-- start --

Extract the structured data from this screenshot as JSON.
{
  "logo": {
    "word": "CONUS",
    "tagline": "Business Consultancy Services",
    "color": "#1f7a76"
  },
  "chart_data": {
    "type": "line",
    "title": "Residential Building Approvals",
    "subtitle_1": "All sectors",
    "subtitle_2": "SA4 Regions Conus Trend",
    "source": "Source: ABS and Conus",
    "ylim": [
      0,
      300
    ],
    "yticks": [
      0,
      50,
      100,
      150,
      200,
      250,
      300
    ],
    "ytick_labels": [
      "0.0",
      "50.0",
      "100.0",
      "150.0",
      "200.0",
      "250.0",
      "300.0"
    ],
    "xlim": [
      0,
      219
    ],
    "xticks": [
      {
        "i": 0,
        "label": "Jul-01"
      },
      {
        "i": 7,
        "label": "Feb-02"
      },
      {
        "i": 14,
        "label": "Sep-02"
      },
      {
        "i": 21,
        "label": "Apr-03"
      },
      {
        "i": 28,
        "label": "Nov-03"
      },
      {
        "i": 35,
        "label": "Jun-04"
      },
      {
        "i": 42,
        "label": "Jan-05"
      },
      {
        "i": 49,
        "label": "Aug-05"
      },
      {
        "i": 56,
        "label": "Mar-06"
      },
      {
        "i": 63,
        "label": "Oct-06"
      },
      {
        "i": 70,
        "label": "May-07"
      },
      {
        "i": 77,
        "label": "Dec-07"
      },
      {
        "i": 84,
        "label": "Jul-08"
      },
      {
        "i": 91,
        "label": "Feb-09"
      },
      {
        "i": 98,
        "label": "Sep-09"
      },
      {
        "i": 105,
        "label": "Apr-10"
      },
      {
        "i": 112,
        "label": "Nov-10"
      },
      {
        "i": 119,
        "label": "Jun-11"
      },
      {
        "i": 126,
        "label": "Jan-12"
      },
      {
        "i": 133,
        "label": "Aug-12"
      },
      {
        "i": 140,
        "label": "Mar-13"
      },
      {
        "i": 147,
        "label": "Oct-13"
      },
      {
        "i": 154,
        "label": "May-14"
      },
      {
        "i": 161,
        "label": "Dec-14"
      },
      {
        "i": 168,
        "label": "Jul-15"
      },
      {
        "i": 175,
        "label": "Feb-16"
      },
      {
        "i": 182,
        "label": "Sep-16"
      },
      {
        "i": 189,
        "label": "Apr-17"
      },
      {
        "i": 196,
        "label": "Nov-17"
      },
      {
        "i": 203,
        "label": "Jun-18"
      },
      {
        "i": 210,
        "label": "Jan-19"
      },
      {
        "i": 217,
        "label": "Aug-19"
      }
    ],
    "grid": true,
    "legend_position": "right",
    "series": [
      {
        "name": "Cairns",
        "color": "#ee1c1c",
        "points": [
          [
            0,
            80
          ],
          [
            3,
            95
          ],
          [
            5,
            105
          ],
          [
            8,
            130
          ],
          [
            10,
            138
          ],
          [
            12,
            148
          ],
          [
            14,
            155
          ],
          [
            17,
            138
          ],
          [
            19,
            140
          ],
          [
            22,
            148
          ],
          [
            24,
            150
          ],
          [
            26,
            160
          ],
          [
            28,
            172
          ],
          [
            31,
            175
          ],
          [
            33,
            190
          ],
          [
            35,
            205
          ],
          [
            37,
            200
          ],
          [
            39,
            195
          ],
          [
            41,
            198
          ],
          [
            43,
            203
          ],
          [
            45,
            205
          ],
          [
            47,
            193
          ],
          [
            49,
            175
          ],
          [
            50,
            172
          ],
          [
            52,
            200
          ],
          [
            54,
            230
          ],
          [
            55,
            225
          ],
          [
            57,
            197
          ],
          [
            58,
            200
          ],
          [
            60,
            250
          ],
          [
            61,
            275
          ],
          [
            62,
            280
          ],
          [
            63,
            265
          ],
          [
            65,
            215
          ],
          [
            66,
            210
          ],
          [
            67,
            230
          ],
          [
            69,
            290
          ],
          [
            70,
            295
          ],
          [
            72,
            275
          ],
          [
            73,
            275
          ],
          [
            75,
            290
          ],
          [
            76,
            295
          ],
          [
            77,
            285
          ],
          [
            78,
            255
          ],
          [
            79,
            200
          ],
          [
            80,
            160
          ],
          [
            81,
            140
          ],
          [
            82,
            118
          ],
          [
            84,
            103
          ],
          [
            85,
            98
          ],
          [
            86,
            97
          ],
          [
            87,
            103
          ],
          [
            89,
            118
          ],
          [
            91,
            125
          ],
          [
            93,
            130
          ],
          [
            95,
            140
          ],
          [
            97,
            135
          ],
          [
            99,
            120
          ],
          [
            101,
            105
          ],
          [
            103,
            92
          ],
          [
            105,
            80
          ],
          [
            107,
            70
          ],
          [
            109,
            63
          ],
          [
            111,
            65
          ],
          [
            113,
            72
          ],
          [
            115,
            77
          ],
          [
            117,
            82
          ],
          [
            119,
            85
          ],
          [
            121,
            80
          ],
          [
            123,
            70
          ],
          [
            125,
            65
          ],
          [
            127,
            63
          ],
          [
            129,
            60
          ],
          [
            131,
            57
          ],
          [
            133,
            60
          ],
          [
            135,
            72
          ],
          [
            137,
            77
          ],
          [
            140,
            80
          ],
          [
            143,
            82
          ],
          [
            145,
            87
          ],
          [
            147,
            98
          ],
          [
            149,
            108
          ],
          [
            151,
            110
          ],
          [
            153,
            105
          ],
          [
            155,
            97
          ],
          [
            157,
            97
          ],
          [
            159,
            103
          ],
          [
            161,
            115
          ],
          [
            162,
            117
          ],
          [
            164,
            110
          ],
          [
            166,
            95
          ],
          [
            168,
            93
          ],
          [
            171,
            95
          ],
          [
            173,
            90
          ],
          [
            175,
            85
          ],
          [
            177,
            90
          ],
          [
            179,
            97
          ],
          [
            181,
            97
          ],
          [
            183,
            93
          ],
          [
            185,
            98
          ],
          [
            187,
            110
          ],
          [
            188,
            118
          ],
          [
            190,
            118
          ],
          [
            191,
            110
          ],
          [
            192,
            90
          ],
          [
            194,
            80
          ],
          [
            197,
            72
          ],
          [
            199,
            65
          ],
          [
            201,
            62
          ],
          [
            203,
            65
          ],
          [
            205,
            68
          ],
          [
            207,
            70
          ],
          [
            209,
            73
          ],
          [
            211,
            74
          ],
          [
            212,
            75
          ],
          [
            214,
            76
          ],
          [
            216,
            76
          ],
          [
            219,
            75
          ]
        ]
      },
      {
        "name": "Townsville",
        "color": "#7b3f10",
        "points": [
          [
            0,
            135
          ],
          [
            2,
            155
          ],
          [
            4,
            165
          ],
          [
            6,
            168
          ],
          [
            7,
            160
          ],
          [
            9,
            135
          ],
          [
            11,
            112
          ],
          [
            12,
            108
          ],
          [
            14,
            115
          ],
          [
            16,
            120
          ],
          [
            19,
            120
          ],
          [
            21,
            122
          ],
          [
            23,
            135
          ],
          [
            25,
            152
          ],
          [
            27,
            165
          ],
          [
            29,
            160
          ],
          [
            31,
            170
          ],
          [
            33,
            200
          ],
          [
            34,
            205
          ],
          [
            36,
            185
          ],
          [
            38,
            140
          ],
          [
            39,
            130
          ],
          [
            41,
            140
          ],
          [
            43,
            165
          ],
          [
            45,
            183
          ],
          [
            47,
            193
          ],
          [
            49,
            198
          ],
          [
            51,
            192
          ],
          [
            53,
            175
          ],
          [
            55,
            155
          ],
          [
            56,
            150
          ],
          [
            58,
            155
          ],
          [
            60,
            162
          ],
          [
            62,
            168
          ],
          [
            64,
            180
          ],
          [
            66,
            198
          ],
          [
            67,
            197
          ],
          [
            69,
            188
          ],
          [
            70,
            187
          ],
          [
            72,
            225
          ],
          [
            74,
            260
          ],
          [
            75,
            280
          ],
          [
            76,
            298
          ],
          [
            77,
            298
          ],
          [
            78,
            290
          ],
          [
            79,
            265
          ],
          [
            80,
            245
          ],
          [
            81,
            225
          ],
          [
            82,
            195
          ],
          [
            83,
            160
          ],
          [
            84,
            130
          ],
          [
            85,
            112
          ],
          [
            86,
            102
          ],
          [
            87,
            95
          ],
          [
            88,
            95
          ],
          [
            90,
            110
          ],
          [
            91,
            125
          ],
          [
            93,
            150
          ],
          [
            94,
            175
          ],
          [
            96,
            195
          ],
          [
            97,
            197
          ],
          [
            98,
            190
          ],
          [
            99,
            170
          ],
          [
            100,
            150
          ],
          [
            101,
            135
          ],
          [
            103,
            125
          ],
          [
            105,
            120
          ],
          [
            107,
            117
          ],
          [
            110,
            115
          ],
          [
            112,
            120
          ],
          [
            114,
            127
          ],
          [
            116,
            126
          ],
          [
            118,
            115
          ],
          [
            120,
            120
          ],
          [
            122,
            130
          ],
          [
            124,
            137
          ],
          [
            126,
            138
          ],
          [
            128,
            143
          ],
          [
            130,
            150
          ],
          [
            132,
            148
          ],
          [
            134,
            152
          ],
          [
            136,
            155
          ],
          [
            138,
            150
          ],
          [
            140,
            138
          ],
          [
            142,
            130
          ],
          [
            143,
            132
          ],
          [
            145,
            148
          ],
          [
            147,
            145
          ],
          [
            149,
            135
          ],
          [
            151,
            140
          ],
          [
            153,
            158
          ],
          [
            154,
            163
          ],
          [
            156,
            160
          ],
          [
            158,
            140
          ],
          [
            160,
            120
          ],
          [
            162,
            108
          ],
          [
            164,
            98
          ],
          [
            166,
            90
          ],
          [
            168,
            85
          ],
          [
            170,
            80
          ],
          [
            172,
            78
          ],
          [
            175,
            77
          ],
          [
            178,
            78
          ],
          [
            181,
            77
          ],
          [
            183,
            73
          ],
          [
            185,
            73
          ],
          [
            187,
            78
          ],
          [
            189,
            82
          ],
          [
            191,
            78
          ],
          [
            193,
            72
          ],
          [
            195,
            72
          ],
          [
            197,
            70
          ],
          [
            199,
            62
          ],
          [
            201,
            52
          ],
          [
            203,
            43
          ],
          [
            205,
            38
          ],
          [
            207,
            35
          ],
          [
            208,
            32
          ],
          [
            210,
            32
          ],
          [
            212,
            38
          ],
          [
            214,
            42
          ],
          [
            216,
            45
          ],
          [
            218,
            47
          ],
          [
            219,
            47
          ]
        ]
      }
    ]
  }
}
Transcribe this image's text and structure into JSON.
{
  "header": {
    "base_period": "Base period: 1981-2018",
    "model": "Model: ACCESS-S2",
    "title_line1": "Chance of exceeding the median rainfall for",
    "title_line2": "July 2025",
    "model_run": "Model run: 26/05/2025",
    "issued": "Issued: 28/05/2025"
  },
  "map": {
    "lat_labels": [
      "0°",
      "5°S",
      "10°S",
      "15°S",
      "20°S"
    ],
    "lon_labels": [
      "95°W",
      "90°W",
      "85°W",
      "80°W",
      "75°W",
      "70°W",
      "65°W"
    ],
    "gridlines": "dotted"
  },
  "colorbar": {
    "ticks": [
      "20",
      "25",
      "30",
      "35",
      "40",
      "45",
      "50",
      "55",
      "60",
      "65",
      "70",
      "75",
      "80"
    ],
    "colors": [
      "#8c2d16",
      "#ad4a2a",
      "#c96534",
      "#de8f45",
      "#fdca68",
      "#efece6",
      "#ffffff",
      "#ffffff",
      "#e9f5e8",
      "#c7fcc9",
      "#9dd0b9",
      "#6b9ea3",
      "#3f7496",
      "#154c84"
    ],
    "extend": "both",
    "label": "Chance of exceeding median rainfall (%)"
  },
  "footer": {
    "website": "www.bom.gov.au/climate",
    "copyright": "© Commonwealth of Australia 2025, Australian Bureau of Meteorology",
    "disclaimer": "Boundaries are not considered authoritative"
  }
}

-- end --

WRITTEN EXERCISE
Each line above that holds the string "rainfall" should be copied and shown.

RESULT OF THE TASK
    "title_line1": "Chance of exceeding the median rainfall for",
    "label": "Chance of exceeding median rainfall (%)"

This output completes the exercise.